### THE REQUEST
Present each line of the entries below that holds the word "Выделение".

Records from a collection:

========

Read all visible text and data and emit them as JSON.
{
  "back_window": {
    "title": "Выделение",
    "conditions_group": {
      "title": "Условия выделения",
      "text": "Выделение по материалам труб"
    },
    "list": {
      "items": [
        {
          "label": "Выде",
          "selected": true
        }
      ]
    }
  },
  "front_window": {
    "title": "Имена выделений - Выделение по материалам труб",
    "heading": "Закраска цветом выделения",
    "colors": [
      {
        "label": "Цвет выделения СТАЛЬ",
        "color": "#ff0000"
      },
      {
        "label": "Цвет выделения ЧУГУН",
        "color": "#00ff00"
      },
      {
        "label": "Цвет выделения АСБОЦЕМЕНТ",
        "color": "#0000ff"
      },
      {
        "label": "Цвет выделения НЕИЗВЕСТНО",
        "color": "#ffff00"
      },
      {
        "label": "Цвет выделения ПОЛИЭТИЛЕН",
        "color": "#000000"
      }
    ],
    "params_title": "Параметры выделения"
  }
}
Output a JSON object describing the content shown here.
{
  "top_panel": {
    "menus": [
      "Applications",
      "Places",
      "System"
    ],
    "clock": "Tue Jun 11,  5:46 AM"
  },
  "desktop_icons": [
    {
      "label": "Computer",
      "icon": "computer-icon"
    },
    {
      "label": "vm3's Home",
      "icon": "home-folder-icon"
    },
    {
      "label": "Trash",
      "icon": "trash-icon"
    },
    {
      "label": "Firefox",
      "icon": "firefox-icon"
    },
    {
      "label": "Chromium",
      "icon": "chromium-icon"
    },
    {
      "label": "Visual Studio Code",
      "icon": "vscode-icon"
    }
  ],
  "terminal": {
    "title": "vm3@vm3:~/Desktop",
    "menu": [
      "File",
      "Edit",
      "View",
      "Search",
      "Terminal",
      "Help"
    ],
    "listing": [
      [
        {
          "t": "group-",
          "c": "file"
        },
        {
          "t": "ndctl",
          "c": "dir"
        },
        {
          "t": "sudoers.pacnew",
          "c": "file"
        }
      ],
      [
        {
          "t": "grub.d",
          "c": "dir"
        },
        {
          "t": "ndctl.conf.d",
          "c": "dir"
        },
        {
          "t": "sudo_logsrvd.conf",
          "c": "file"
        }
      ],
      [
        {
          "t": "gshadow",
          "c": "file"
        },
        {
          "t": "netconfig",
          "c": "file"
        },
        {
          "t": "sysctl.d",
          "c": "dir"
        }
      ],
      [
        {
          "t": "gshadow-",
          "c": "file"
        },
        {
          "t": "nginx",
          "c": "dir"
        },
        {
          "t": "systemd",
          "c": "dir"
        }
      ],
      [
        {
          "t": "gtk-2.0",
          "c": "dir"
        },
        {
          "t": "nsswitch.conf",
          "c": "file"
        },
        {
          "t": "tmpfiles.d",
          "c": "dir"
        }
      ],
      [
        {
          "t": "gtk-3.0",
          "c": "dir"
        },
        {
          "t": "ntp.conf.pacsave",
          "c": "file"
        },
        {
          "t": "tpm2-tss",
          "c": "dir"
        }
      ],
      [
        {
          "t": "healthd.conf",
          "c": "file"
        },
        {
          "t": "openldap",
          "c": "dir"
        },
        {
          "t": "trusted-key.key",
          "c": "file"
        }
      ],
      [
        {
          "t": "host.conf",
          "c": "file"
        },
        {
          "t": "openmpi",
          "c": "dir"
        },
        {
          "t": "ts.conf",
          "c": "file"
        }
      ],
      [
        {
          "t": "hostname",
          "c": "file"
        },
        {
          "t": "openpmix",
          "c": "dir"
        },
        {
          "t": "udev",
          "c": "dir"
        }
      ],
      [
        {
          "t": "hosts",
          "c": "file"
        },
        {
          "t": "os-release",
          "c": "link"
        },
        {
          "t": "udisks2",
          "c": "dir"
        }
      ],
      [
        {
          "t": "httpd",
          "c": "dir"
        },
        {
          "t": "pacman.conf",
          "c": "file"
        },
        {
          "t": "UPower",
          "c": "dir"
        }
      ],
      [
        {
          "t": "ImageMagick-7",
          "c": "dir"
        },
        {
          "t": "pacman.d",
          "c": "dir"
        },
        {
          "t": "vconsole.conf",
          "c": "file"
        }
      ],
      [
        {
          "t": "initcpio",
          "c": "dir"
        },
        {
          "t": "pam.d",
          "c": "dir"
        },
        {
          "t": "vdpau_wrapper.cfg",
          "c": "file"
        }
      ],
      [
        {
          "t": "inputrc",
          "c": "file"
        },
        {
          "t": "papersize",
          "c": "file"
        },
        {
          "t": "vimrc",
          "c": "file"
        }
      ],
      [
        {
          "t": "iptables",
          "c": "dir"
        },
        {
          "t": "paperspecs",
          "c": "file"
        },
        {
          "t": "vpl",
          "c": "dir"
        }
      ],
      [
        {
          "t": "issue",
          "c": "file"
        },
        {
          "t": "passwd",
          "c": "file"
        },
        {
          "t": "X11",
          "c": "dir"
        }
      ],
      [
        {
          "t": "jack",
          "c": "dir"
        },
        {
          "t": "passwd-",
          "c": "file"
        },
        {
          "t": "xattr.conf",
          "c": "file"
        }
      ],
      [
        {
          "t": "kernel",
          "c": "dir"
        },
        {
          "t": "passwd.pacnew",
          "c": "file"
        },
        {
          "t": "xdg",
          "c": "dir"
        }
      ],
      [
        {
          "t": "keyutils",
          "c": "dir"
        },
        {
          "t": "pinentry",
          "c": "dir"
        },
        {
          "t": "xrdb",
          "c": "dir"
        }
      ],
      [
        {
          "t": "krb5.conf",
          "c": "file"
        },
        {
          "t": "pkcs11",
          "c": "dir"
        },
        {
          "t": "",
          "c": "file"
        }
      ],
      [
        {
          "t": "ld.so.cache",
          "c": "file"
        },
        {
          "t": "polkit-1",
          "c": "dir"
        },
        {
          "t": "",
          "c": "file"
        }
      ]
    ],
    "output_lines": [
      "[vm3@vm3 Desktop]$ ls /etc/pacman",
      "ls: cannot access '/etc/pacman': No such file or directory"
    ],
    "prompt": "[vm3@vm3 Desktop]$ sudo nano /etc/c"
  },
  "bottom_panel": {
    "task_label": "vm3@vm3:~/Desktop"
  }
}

========

### SOLUTION
    "title": "Выделение",
      "text": "Выделение по материалам труб"
    "title": "Имена выделений - Выделение по материалам труб",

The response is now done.